━━ Extracted data

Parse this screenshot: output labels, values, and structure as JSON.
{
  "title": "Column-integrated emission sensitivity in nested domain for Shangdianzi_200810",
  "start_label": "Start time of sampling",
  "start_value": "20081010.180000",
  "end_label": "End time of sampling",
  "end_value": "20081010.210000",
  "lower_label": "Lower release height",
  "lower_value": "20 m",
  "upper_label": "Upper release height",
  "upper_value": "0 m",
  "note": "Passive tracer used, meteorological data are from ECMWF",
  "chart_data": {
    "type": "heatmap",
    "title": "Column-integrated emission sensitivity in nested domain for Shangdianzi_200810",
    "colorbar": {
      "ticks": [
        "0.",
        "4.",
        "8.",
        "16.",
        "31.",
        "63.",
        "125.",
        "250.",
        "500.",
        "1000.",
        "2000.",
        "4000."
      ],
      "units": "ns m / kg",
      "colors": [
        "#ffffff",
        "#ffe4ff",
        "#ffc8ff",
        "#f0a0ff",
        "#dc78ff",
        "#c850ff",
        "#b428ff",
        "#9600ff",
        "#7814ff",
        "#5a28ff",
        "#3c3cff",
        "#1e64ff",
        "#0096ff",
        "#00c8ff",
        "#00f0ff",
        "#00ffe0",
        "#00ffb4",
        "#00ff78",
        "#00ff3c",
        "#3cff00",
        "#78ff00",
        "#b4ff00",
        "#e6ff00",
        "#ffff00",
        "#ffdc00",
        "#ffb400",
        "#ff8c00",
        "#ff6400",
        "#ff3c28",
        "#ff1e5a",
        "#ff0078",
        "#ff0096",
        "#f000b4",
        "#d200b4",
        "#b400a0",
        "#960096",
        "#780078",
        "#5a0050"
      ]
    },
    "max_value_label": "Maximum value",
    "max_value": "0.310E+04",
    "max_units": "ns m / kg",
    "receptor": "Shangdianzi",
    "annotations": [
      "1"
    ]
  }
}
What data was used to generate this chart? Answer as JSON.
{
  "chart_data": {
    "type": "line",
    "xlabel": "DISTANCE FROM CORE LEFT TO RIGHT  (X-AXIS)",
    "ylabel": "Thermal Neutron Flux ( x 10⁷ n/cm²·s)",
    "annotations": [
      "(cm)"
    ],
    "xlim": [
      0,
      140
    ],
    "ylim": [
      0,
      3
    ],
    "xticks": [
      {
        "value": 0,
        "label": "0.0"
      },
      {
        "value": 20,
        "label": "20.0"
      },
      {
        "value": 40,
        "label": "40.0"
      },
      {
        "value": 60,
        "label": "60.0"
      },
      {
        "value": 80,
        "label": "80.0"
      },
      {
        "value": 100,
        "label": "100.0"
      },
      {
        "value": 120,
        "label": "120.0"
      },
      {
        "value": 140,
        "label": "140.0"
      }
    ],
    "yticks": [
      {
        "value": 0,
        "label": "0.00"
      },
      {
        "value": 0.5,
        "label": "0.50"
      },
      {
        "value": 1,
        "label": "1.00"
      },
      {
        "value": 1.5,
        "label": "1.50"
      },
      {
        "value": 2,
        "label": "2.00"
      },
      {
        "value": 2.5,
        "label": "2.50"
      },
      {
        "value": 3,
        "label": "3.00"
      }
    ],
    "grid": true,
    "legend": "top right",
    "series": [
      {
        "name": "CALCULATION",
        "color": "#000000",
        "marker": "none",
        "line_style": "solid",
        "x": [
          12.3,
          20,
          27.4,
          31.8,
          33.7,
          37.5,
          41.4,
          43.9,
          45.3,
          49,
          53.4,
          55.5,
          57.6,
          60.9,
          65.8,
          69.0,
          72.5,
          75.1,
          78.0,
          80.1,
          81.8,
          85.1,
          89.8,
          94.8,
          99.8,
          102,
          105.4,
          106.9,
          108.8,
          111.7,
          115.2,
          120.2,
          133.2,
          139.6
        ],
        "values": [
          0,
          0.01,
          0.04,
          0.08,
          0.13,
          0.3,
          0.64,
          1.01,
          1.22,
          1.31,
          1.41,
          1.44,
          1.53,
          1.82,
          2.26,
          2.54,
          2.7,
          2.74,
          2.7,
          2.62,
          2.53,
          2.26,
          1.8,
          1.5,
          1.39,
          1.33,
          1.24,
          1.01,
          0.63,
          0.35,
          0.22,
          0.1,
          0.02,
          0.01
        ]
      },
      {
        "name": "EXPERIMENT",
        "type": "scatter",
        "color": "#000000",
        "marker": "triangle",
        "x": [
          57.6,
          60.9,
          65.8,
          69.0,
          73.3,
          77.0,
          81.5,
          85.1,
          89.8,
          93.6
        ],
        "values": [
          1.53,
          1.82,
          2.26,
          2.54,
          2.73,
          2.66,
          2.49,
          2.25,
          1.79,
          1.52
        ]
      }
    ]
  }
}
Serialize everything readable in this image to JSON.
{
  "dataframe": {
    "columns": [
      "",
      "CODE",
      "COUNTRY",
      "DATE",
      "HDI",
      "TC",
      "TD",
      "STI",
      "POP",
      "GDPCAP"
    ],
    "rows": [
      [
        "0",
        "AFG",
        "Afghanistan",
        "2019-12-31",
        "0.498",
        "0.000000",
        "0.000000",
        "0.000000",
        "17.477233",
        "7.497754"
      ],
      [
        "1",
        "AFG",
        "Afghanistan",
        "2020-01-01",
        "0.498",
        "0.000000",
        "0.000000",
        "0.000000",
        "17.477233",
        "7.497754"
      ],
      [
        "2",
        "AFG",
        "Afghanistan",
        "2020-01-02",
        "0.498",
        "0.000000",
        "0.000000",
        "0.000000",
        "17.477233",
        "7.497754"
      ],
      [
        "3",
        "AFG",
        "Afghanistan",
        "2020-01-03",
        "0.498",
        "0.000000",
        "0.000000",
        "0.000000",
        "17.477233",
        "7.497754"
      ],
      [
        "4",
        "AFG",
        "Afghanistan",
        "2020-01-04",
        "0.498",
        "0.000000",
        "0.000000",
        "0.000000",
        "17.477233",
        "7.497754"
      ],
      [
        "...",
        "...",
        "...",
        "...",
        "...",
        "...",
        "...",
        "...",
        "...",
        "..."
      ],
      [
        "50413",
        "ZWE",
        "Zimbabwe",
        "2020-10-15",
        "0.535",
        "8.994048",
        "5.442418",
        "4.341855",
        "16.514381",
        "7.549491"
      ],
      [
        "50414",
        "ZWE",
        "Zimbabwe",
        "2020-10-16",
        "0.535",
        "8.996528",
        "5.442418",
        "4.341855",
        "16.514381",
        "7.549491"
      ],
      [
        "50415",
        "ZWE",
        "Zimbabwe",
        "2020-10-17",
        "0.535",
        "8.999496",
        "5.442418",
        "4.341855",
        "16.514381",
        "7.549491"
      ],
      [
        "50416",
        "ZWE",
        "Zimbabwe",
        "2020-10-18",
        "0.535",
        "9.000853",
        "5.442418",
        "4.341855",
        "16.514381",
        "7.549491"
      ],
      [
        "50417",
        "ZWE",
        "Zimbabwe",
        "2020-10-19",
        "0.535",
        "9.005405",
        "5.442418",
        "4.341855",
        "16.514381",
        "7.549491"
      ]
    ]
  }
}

━━━━

Problem to work on: Return every line in the listing that contains the word "sensitivity".

Task output:
  "title": "Column-integrated emission sensitivity in nested domain for Shangdianzi_200810",
    "title": "Column-integrated emission sensitivity in nested domain for Shangdianzi_200810",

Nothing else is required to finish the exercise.